**Job**
Every record must be transcribed in its entirety, apart from the images, which are to be omitted.

--- START OF Listed entries ---

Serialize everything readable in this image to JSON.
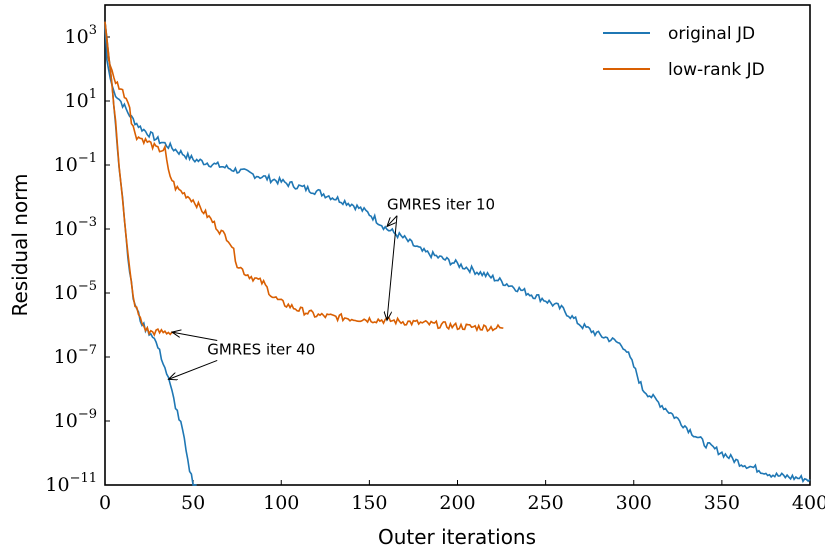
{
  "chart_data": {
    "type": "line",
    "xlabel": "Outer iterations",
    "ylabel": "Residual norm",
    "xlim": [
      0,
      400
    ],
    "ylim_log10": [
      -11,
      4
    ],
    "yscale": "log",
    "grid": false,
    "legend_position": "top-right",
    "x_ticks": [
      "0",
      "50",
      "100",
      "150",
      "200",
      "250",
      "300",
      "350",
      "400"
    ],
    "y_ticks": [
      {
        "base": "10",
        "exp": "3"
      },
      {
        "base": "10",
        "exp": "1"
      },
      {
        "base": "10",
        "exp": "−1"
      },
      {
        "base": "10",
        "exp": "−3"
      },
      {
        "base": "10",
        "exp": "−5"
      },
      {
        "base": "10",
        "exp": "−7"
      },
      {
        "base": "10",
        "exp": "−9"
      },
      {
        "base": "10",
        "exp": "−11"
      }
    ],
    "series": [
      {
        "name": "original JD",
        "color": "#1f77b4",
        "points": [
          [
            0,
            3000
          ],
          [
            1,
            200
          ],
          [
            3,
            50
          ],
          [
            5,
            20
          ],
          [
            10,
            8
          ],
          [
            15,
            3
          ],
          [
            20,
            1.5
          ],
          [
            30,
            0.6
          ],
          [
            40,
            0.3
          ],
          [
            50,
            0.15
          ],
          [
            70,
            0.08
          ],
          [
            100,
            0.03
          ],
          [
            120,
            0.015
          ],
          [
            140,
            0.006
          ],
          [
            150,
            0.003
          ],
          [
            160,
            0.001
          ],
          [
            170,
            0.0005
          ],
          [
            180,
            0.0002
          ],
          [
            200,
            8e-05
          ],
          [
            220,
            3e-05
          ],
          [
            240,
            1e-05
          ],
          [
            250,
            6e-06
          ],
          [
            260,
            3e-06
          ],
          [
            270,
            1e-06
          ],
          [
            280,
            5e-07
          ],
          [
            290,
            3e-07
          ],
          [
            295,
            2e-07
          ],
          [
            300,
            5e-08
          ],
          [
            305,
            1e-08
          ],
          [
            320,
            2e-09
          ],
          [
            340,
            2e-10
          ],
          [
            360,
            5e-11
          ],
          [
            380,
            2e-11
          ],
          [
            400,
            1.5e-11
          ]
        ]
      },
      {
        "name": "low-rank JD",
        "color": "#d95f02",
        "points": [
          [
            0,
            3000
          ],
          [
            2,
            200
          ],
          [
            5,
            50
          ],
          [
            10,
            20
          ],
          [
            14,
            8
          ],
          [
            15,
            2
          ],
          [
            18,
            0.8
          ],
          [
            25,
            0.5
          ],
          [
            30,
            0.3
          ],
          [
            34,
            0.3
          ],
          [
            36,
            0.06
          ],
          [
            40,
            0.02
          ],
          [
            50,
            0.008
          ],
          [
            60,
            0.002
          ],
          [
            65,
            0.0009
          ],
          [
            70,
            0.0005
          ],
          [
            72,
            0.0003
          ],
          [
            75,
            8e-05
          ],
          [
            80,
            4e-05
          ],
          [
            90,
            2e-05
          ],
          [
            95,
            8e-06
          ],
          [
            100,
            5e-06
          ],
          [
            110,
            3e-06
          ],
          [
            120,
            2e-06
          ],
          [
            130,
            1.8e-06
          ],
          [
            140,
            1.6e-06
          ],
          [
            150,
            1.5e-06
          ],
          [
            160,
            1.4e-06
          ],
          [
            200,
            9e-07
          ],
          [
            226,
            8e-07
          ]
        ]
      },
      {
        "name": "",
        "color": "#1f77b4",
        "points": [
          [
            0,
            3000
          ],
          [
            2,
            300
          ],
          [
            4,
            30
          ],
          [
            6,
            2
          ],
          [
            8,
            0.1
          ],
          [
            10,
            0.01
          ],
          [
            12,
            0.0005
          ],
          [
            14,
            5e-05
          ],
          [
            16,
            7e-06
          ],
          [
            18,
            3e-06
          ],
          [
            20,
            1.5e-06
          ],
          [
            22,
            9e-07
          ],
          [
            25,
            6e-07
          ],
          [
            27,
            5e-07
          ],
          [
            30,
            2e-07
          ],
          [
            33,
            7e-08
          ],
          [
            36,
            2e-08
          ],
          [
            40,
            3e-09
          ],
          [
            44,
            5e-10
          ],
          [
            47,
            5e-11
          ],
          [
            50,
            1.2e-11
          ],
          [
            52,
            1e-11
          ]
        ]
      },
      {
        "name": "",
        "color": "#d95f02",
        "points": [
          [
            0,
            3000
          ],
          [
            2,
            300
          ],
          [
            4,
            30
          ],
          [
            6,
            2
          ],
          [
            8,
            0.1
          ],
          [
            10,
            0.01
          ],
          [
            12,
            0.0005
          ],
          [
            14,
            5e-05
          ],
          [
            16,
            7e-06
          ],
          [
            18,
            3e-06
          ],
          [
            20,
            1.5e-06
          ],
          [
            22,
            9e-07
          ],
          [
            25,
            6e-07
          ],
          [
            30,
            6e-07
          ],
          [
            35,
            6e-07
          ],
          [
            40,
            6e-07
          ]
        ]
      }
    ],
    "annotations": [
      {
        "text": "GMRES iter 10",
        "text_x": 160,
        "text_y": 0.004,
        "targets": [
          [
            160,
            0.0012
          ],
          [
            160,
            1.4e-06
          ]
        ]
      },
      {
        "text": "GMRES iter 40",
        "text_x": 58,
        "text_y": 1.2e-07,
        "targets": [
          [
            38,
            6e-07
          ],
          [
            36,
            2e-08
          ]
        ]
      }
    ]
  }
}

--- END OF Listed entries ---

**In response**
Serialize everything readable in this image to JSON.
{
  "chart_data": {
    "type": "line",
    "xlabel": "Outer iterations",
    "ylabel": "Residual norm",
    "xlim": [
      0,
      400
    ],
    "ylim_log10": [
      -11,
      4
    ],
    "yscale": "log",
    "grid": false,
    "legend_position": "top-right",
    "x_ticks": [
      "0",
      "50",
      "100",
      "150",
      "200",
      "250",
      "300",
      "350",
      "400"
    ],
    "y_ticks": [
      {
        "base": "10",
        "exp": "3"
      },
      {
        "base": "10",
        "exp": "1"
      },
      {
        "base": "10",
        "exp": "−1"
      },
      {
        "base": "10",
        "exp": "−3"
      },
      {
        "base": "10",
        "exp": "−5"
      },
      {
        "base": "10",
        "exp": "−7"
      },
      {
        "base": "10",
        "exp": "−9"
      },
      {
        "base": "10",
        "exp": "−11"
      }
    ],
    "series": [
      {
        "name": "original JD",
        "color": "#1f77b4",
        "points": [
          [
            0,
            3000
          ],
          [
            1,
            200
          ],
          [
            3,
            50
          ],
          [
            5,
            20
          ],
          [
            10,
            8
          ],
          [
            15,
            3
          ],
          [
            20,
            1.5
          ],
          [
            30,
            0.6
          ],
          [
            40,
            0.3
          ],
          [
            50,
            0.15
          ],
          [
            70,
            0.08
          ],
          [
            100,
            0.03
          ],
          [
            120,
            0.015
          ],
          [
            140,
            0.006
          ],
          [
            150,
            0.003
          ],
          [
            160,
            0.001
          ],
          [
            170,
            0.0005
          ],
          [
            180,
            0.0002
          ],
          [
            200,
            8e-05
          ],
          [
            220,
            3e-05
          ],
          [
            240,
            1e-05
          ],
          [
            250,
            6e-06
          ],
          [
            260,
            3e-06
          ],
          [
            270,
            1e-06
          ],
          [
            280,
            5e-07
          ],
          [
            290,
            3e-07
          ],
          [
            295,
            2e-07
          ],
          [
            300,
            5e-08
          ],
          [
            305,
            1e-08
          ],
          [
            320,
            2e-09
          ],
          [
            340,
            2e-10
          ],
          [
            360,
            5e-11
          ],
          [
            380,
            2e-11
          ],
          [
            400,
            1.5e-11
          ]
        ]
      },
      {
        "name": "low-rank JD",
        "color": "#d95f02",
        "points": [
          [
            0,
            3000
          ],
          [
            2,
            200
          ],
          [
            5,
            50
          ],
          [
            10,
            20
          ],
          [
            14,
            8
          ],
          [
            15,
            2
          ],
          [
            18,
            0.8
          ],
          [
            25,
            0.5
          ],
          [
            30,
            0.3
          ],
          [
            34,
            0.3
          ],
          [
            36,
            0.06
          ],
          [
            40,
            0.02
          ],
          [
            50,
            0.008
          ],
          [
            60,
            0.002
          ],
          [
            65,
            0.0009
          ],
          [
            70,
            0.0005
          ],
          [
            72,
            0.0003
          ],
          [
            75,
            8e-05
          ],
          [
            80,
            4e-05
          ],
          [
            90,
            2e-05
          ],
          [
            95,
            8e-06
          ],
          [
            100,
            5e-06
          ],
          [
            110,
            3e-06
          ],
          [
            120,
            2e-06
          ],
          [
            130,
            1.8e-06
          ],
          [
            140,
            1.6e-06
          ],
          [
            150,
            1.5e-06
          ],
          [
            160,
            1.4e-06
          ],
          [
            200,
            9e-07
          ],
          [
            226,
            8e-07
          ]
        ]
      },
      {
        "name": "",
        "color": "#1f77b4",
        "points": [
          [
            0,
            3000
          ],
          [
            2,
            300
          ],
          [
            4,
            30
          ],
          [
            6,
            2
          ],
          [
            8,
            0.1
          ],
          [
            10,
            0.01
          ],
          [
            12,
            0.0005
          ],
          [
            14,
            5e-05
          ],
          [
            16,
            7e-06
          ],
          [
            18,
            3e-06
          ],
          [
            20,
            1.5e-06
          ],
          [
            22,
            9e-07
          ],
          [
            25,
            6e-07
          ],
          [
            27,
            5e-07
          ],
          [
            30,
            2e-07
          ],
          [
            33,
            7e-08
          ],
          [
            36,
            2e-08
          ],
          [
            40,
            3e-09
          ],
          [
            44,
            5e-10
          ],
          [
            47,
            5e-11
          ],
          [
            50,
            1.2e-11
          ],
          [
            52,
            1e-11
          ]
        ]
      },
      {
        "name": "",
        "color": "#d95f02",
        "points": [
          [
            0,
            3000
          ],
          [
            2,
            300
          ],
          [
            4,
            30
          ],
          [
            6,
            2
          ],
          [
            8,
            0.1
          ],
          [
            10,
            0.01
          ],
          [
            12,
            0.0005
          ],
          [
            14,
            5e-05
          ],
          [
            16,
            7e-06
          ],
          [
            18,
            3e-06
          ],
          [
            20,
            1.5e-06
          ],
          [
            22,
            9e-07
          ],
          [
            25,
            6e-07
          ],
          [
            30,
            6e-07
          ],
          [
            35,
            6e-07
          ],
          [
            40,
            6e-07
          ]
        ]
      }
    ],
    "annotations": [
      {
        "text": "GMRES iter 10",
        "text_x": 160,
        "text_y": 0.004,
        "targets": [
          [
            160,
            0.0012
          ],
          [
            160,
            1.4e-06
          ]
        ]
      },
      {
        "text": "GMRES iter 40",
        "text_x": 58,
        "text_y": 1.2e-07,
        "targets": [
          [
            38,
            6e-07
          ],
          [
            36,
            2e-08
          ]
        ]
      }
    ]
  }
}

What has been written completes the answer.